Data records:
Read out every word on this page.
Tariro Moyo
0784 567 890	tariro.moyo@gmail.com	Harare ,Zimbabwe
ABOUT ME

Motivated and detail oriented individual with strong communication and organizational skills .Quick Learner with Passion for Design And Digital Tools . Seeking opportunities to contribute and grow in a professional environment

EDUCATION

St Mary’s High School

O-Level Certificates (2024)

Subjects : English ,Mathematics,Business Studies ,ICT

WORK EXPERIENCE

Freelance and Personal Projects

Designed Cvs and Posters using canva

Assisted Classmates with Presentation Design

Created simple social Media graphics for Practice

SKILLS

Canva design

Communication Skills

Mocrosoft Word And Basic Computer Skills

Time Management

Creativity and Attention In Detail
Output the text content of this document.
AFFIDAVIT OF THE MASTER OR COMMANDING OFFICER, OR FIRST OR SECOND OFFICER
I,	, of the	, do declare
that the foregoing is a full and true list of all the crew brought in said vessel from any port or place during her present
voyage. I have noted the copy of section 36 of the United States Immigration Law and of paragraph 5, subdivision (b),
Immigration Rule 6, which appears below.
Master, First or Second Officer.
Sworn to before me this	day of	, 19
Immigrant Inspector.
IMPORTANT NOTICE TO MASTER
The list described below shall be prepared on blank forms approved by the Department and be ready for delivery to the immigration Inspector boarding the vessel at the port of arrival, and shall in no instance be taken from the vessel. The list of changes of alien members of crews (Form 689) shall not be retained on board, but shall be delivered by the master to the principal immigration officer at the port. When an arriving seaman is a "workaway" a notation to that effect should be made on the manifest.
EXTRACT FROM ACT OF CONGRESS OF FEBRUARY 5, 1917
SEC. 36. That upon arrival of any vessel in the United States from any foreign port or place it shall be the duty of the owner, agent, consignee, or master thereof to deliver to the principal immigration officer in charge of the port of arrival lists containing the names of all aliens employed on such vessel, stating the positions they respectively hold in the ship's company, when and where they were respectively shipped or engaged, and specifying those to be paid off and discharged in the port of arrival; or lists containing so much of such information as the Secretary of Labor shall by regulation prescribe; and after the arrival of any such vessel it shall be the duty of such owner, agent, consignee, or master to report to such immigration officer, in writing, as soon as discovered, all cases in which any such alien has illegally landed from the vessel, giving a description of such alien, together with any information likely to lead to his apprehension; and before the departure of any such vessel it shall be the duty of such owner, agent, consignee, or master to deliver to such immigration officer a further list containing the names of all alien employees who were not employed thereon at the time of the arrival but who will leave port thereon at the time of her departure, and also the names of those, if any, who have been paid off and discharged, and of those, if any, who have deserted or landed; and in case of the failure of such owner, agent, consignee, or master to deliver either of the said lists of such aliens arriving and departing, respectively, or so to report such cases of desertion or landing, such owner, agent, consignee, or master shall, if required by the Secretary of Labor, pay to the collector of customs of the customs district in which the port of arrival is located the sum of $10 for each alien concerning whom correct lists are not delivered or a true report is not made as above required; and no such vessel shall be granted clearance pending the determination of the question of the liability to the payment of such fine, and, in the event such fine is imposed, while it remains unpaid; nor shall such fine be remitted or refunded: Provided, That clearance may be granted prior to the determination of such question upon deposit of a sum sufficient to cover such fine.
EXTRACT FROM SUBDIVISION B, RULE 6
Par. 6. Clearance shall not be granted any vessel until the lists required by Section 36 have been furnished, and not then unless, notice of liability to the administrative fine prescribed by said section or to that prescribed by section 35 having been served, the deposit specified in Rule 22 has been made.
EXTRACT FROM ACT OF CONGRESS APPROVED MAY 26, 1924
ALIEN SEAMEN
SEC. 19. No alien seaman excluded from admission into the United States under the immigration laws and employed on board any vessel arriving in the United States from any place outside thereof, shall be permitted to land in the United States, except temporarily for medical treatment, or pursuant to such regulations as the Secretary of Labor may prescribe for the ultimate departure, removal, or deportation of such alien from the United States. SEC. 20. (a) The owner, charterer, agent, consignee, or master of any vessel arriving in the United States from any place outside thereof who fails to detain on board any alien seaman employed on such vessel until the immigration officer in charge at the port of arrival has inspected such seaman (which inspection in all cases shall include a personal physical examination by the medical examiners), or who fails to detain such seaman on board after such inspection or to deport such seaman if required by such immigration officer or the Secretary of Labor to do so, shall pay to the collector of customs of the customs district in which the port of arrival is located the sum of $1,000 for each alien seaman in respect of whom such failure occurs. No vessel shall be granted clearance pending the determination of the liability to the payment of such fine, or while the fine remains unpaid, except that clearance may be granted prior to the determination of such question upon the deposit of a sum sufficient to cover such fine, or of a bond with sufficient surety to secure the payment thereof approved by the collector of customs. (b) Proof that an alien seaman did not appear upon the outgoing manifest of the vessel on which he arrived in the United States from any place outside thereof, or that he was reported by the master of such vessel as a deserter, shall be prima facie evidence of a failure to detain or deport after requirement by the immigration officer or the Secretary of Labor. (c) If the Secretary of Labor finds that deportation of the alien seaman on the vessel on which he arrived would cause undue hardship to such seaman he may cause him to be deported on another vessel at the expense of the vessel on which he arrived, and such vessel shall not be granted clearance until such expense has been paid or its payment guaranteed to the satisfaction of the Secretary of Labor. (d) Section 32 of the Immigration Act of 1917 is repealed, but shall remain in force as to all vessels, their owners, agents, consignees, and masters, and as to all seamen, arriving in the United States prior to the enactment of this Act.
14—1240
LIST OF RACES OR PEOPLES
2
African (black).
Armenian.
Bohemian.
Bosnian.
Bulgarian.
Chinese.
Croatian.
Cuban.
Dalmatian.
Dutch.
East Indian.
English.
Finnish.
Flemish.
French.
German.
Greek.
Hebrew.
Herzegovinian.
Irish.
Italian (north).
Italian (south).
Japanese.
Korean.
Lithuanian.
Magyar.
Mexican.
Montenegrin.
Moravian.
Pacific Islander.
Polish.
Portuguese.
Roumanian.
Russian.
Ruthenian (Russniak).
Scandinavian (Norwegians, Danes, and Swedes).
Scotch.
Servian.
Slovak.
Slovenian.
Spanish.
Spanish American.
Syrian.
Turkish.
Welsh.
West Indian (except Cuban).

Set task:
Read the entries and select each line where the word "Indian" is found.

Reply to the exercise:
East Indian.
West Indian (except Cuban).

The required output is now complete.